[Records contained in a dataset]
START

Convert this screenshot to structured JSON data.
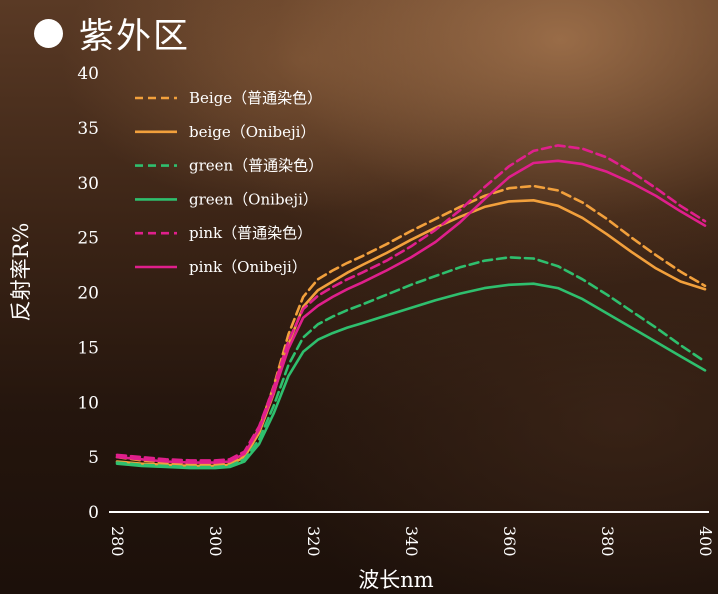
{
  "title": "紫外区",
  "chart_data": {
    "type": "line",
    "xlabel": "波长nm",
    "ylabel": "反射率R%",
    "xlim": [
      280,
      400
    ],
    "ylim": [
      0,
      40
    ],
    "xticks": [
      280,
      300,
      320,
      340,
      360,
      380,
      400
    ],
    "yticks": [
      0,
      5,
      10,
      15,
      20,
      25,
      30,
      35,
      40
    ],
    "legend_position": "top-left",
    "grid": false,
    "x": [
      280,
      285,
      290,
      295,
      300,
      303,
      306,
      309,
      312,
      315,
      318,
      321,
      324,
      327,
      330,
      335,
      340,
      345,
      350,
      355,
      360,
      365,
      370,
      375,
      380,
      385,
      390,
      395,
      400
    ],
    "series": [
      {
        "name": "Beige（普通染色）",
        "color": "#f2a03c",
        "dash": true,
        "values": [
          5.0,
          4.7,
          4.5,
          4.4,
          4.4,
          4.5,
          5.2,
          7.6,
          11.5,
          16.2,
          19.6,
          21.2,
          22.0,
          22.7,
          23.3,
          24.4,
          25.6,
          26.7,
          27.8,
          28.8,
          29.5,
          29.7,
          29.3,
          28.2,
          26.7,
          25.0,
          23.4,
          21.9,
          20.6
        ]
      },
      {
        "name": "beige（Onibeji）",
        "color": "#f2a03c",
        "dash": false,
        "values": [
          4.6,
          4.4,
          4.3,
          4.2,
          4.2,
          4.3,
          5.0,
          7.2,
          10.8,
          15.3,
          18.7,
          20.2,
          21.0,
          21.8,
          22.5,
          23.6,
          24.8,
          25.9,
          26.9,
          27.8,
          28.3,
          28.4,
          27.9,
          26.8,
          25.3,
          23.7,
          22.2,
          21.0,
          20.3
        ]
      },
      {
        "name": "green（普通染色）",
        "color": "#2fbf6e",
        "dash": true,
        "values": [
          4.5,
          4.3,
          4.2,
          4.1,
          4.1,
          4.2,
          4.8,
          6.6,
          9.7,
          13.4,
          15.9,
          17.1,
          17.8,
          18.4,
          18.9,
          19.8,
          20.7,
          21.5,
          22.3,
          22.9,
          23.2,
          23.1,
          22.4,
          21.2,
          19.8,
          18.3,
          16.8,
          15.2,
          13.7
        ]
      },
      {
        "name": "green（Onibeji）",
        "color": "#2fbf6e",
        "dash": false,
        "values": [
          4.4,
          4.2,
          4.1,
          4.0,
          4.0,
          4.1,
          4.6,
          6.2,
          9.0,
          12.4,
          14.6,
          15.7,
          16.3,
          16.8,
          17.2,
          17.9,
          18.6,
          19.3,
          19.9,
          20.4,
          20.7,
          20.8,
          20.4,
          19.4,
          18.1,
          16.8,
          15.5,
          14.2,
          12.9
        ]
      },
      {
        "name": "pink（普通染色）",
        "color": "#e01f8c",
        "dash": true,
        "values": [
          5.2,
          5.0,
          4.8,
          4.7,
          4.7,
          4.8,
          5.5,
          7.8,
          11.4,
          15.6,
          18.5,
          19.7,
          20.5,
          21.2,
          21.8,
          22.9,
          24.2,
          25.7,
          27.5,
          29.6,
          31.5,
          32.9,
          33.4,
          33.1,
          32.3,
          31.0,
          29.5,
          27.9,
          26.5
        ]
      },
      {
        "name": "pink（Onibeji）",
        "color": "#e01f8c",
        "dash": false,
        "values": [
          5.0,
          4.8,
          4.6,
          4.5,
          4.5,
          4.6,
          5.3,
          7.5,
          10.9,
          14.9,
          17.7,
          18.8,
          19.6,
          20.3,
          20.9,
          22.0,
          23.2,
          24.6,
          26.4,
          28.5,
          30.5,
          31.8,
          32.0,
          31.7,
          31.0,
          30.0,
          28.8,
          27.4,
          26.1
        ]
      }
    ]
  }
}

END
START

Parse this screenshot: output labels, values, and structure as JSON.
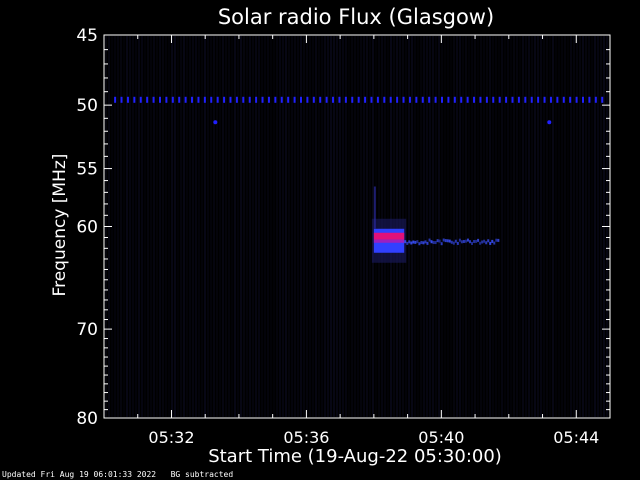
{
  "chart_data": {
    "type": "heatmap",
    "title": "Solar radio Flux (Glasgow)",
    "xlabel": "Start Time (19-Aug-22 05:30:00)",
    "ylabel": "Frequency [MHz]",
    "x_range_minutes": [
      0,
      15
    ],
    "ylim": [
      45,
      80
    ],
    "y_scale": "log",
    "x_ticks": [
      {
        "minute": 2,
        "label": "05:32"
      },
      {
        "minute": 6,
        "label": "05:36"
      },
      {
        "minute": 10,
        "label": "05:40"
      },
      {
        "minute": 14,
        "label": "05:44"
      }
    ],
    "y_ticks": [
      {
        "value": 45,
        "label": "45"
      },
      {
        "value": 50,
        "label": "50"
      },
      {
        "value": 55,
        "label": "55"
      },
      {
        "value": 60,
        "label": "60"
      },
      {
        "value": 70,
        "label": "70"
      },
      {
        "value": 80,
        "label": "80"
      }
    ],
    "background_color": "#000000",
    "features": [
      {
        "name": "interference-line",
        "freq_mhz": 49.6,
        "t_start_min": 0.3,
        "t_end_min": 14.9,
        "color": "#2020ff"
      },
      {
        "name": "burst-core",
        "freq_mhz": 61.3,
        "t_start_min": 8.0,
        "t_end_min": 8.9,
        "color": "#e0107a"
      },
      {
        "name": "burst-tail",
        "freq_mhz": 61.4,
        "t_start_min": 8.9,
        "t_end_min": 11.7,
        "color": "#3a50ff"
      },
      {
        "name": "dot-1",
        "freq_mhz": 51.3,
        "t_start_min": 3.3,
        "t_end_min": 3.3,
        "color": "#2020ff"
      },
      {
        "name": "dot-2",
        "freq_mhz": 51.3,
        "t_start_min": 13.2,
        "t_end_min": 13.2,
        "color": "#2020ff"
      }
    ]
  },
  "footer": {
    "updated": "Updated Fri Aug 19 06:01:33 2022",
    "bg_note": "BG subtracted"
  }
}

END

Problem →
Filter the records down to the lines that contain the string "普通染色", and copy those lines.

Correct result →
        "name": "Beige（普通染色）",
        "name": "green（普通染色）",
        "name": "pink（普通染色）",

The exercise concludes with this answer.